++++ Trecho para leitura

Podemos vê-la no artigo 7.5 da Convenção Americana de Direitos Humanos (CADH), que diz: “Toda pessoa presa detida ou retida deve ser conduzida, sem demora à presença de um juiz ou outra autoridade autorizada por lei a exercer funções judiciais e tem o direito de ser julgada em um prazo razoável ou de ser posta em liberdade, sem prejuízo de que prossiga o processo. Sua liberdade pode ser condicionada a garantias que assegurem o seu comparecimento em juízo”.

Araújo (2015) traz o que poderíamos considerar um conceito do que seria esta audiência: “instituto que visa proteger, resguardar os direitos inerentes à pessoa do preso, pois consiste na sua condução, sem demora, à presença de uma autoridade judicial”. Dessa forma, o objetivo da audiência de custódia é verificar a legalidade e a necessidade da prisão, tendo em vista que esta somente pode ser em caráter excepcional, tendo em vista que a pena somente deveria ser aplicada após trânsito em julgado de sentença penal condenatória (Art. 5, LVII da CF), e não logo após cometimento de um crime.

Evangelista (2015) traz ainda a informação de que o procedimento adotado visa o prazo de 24 horas para os juízes ouvirem as pessoas que foram presas em flagrante. Com isto, os juízes podem avaliar se é necessário manter a pessoa presa, se pode sair mediante fiança, se cabe uma medida punitiva de caráter educativo (como, por exemplo, tornozeleiras eletrônicas) ou até mesmo se deve ficar em liberdade, por não ter sua prisão justificada.

A audiência de custódia é presidida por autoridade que detém competências para controlar a legalidade da prisão. Portanto, sabe-se que o delegado lavra e o juiz controla seu funcionamento. Além disto, serão ouvidas também as manifestações de um Promotor de Justiça (Ministério Público), de um Defensor Público (Defensoria Pública) ou de seu Advogado.

É extremamente importante salientar, que o Pacto de San José da Costa Rica, é norma supralegal, e que podemos declarar inválida qualquer lei que vá contra o Pacto, através do controle de convencionalidade das normas. Dessa forma, seu cumprimento é compulsório e não discricionário.

O provimento prevê, ainda, que, durante a audiência, tanto o Ministério Público quanto a defesa poderão se manifestar a respeito da necessidade e pertinência da prisão, em nítido respeito ao princípio constitucional do contraditório. Tudo isso é necessário para que, ao final do ato, o juiz possa decidir, fundamentadamente, se relaxa a prisão manifestamente ilegal, se aplica algumas das medidas cautelares alternativas à segregação cautelar, ou, por fim, se converte o flagrante em preventiva.

++++++++

### Instrução dada 1:
Copie do texto sobre a audiência de custódia a passagem que começa em "Evangelista (2015) traz" e termina em "de seu Advogado.".
### Instrução dada 2:
Diga se cada afirmação está de acordo com o texto sobre a audiência de custódia, respondendo sim ou não e citando as palavras do texto que decidem: (a) o prazo para os juízes ouvirem os presos em flagrante é de 48 horas; (b) o cumprimento do Pacto de San José da Costa Rica é obrigatório; (c) quem controla o funcionamento da audiência é o delegado.
Não é preciso consultar o material.

++++ Material fornecido

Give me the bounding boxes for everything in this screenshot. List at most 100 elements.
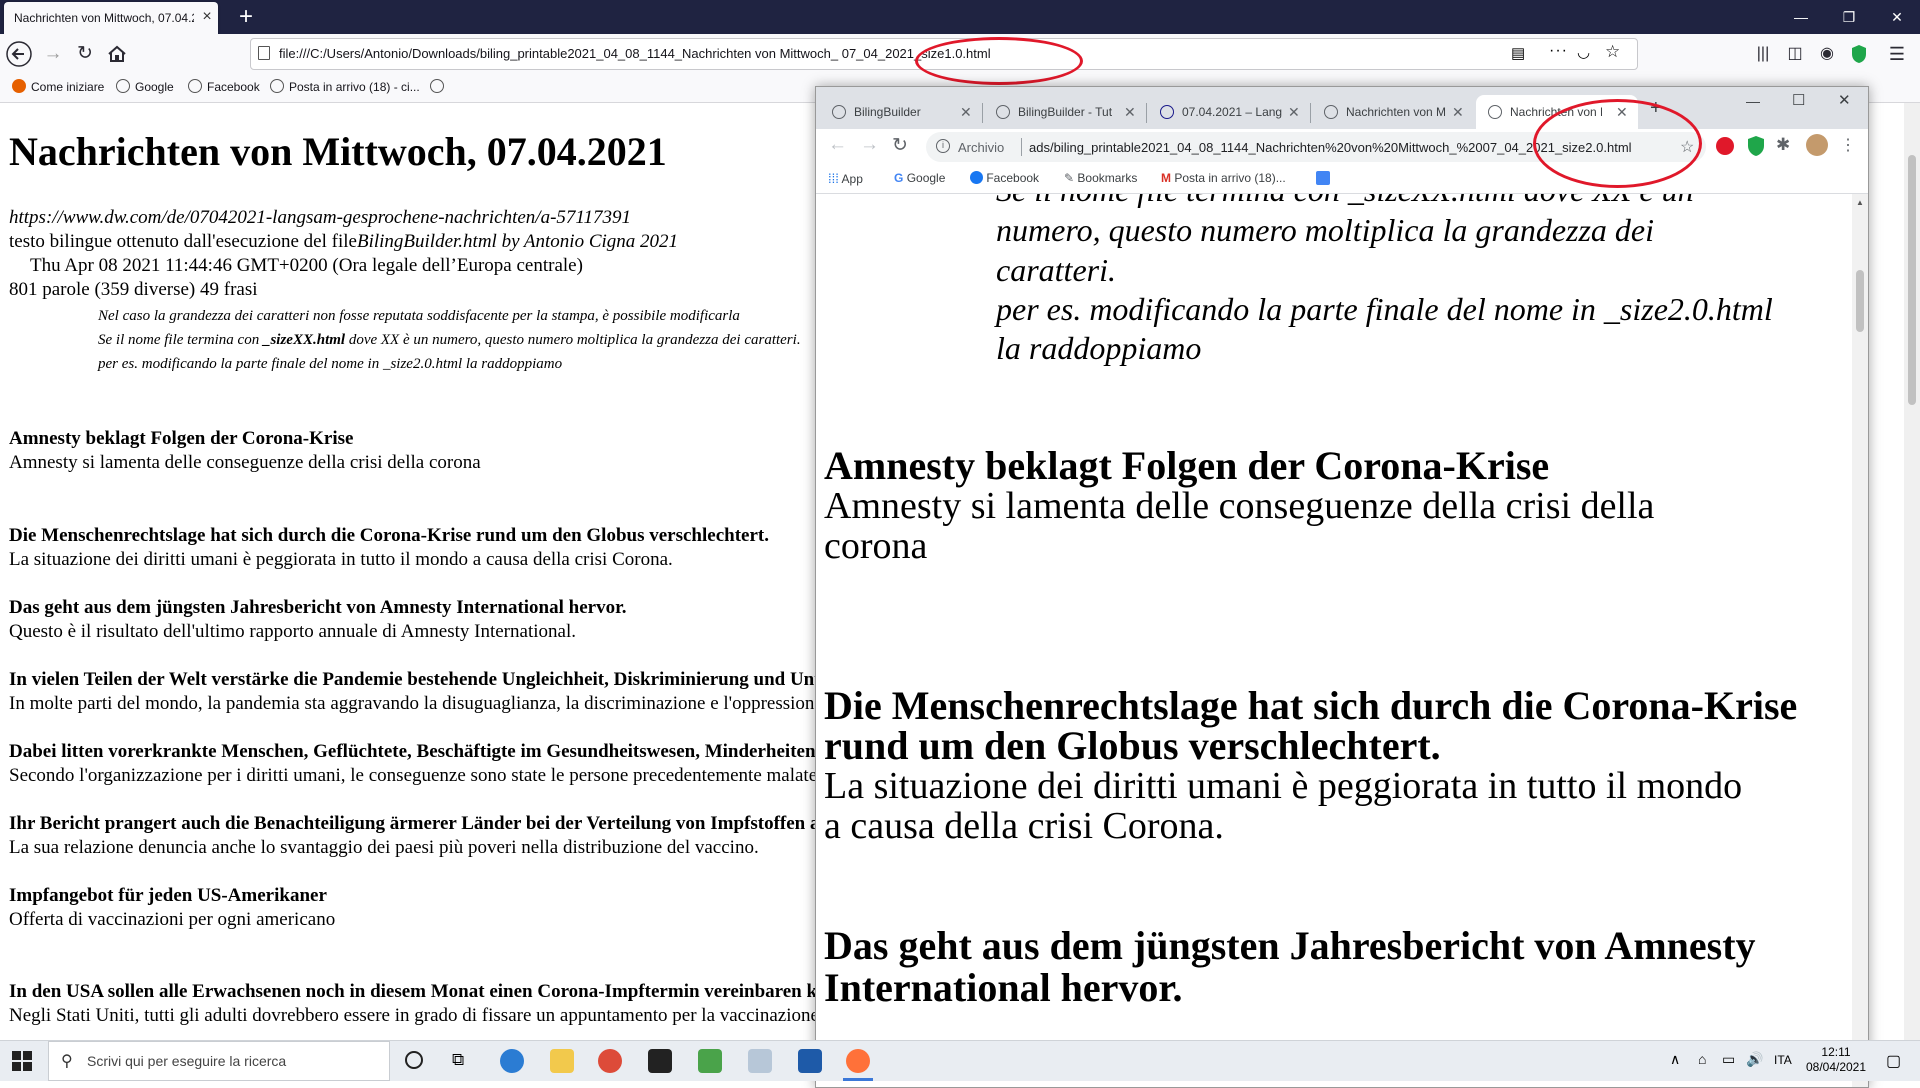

++++++++

### Solução do problema 1:
Evangelista (2015) traz ainda a informação de que o procedimento adotado visa o prazo de 24 horas para os juízes ouvirem as pessoas que foram presas em flagrante. Com isto, os juízes podem avaliar se é necessário manter a pessoa presa, se pode sair mediante fiança, se cabe uma medida punitiva de caráter educativo (como, por exemplo, tornozeleiras eletrônicas) ou até mesmo se deve ficar em liberdade, por não ter sua prisão justificada.

A audiência de custódia é presidida por autoridade que detém competências para controlar a legalidade da prisão. Portanto, sabe-se que o delegado lavra e o juiz controla seu funcionamento. Além disto, serão ouvidas também as manifestações de um Promotor de Justiça (Ministério Público), de um Defensor Público (Defensoria Pública) ou de seu Advogado.

### Solução do problema 2:
(a) Não: "o procedimento adotado visa o prazo de 24 horas para os juízes ouvirem as pessoas que foram presas em flagrante".
(b) Sim: "seu cumprimento é compulsório e não discricionário".
(c) Não: "o delegado lavra e o juiz controla seu funcionamento".